TASK DETAILS: Copy out the entire passage on exercising at 70% of maximum heart rate, word for word.

The type of exercise you do (stationary bike, running, swimming) is irrelevant as long as it produces high levels of activation in the Sympathetic Nervous System.
The studies defined a high level as 20 minutes of sustained exercise at 70% of your heart rate maximum. To put the level of exertion in perspective, you should be able to carry on a conversation during the exercise. It’s a 7 on the 1-10 scale of difficulty. Still, always consult your doctor before starting any new exercise regimen.
The Problem
The real challenge isn’t the exertion (it’s moderately easy to do–test subjects were healthy, but not necessarily fit) but of making sure that you stay within 70% of your heart rate capacity. The studies suggested that anything significantly below it doesn’t produce enough Sympathetic Nervous System activity and anything significantly above it may actually inhibit sexual arousal.
The easiest way to determine whether you’re staying within your 70% capacity during exercise is to buy a heart monitor. Costs have come down considerably–you can buy them for $50-$100.

EXTRACTED RECORDS:

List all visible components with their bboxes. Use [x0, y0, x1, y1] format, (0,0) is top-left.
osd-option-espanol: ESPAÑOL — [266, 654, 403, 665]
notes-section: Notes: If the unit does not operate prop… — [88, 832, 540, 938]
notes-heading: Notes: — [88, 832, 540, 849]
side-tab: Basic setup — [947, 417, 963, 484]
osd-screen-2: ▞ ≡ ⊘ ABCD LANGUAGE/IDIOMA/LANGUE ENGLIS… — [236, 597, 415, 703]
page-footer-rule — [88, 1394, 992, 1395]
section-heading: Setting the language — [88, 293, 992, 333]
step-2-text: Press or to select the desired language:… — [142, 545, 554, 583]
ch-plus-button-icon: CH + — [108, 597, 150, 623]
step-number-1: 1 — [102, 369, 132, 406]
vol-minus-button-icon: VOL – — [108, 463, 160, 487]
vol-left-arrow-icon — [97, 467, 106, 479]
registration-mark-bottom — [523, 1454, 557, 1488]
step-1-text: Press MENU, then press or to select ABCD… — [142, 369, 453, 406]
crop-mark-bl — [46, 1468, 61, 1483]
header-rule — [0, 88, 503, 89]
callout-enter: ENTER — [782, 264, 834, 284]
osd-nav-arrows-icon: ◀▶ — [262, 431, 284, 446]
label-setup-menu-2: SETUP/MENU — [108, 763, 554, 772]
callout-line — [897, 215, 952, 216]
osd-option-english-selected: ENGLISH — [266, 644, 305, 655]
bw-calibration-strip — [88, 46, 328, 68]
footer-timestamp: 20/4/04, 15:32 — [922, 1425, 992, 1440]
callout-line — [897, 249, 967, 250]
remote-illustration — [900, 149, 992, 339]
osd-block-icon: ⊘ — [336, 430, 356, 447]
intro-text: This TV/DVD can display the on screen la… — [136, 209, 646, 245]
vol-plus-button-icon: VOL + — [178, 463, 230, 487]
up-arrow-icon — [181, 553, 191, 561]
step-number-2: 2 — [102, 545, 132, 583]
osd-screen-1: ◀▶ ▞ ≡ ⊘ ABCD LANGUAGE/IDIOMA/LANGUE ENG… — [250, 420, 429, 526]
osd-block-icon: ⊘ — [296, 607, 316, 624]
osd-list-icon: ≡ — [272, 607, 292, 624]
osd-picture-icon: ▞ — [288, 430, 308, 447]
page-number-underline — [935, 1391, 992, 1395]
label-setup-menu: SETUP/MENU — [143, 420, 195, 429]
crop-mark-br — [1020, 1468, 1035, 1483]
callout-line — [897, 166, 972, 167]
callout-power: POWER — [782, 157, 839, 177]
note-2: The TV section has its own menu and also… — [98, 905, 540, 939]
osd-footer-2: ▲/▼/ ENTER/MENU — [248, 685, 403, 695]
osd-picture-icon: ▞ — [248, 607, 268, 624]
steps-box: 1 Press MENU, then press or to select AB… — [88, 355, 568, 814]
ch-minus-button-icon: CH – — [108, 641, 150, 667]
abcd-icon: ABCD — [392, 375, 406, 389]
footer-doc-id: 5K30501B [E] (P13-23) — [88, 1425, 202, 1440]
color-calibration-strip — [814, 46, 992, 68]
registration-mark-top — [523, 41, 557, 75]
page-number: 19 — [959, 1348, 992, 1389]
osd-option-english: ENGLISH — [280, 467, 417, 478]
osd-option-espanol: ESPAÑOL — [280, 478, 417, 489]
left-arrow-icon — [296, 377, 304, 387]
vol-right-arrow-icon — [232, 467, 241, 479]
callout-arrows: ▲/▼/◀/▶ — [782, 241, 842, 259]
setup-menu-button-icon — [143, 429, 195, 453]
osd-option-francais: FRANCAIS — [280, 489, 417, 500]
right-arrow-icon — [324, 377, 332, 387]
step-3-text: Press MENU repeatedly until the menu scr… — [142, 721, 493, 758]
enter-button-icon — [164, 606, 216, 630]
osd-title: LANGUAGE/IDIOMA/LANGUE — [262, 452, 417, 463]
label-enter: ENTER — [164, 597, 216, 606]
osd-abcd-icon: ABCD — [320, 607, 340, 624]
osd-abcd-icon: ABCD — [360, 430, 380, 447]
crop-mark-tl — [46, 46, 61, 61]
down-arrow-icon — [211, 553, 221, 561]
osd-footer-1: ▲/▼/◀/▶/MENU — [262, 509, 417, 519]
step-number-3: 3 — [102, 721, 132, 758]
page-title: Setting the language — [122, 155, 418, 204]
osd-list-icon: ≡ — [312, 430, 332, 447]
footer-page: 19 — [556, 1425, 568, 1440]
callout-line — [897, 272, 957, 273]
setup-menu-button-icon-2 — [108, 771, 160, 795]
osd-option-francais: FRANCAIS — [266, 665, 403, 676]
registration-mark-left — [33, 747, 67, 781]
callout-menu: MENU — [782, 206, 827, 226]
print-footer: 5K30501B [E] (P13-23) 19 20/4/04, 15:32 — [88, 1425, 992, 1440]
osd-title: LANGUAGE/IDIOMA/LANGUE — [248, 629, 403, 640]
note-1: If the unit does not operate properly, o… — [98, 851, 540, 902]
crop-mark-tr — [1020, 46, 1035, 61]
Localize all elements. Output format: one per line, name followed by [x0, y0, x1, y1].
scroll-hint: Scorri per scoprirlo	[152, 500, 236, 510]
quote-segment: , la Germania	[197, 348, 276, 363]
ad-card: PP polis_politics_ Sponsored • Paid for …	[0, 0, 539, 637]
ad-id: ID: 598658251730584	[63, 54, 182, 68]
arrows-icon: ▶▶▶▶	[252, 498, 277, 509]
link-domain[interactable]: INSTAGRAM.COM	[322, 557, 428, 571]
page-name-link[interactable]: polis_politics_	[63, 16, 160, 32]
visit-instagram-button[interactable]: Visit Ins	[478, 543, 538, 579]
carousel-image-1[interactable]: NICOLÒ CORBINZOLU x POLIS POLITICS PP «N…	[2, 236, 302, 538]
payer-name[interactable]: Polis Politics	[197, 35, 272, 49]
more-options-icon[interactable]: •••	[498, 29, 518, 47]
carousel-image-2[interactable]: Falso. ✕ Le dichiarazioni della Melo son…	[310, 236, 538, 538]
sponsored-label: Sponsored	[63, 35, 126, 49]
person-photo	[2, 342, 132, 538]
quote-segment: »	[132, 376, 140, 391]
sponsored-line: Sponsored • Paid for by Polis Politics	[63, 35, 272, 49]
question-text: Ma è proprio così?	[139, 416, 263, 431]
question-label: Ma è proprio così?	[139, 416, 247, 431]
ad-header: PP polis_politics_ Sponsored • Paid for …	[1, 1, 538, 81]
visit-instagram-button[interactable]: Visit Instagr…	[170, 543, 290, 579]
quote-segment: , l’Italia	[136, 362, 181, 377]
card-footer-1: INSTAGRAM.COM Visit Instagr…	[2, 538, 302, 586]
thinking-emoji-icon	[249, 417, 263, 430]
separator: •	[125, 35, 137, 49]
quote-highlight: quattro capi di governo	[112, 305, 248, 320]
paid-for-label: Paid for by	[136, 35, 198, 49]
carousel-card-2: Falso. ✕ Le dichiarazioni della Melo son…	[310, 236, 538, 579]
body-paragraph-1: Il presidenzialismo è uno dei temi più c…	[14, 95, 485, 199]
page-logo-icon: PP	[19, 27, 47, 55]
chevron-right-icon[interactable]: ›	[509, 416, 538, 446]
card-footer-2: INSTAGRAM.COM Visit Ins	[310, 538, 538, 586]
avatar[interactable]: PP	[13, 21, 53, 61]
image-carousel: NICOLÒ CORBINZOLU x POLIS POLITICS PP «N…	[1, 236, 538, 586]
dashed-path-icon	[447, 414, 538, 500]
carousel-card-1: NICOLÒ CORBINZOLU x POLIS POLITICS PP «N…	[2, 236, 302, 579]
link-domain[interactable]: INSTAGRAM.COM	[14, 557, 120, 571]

EXERCISE OUTPUT:
The type of exercise you do (stationary bike, running, swimming) is irrelevant as long as it produces high levels of activation in the Sympathetic Nervous System.
The studies defined a high level as 20 minutes of sustained exercise at 70% of your heart rate maximum. To put the level of exertion in perspective, you should be able to carry on a conversation during the exercise. It’s a 7 on the 1-10 scale of difficulty. Still, always consult your doctor before starting any new exercise regimen.
The Problem
The real challenge isn’t the exertion (it’s moderately easy to do–test subjects were healthy, but not necessarily fit) but of making sure that you stay within 70% of your heart rate capacity. The studies suggested that anything significantly below it doesn’t produce enough Sympathetic Nervous System activity and anything significantly above it may actually inhibit sexual arousal.
The easiest way to determine whether you’re staying within your 70% capacity during exercise is to buy a heart monitor. Costs have come down considerably–you can buy them for $50-$100.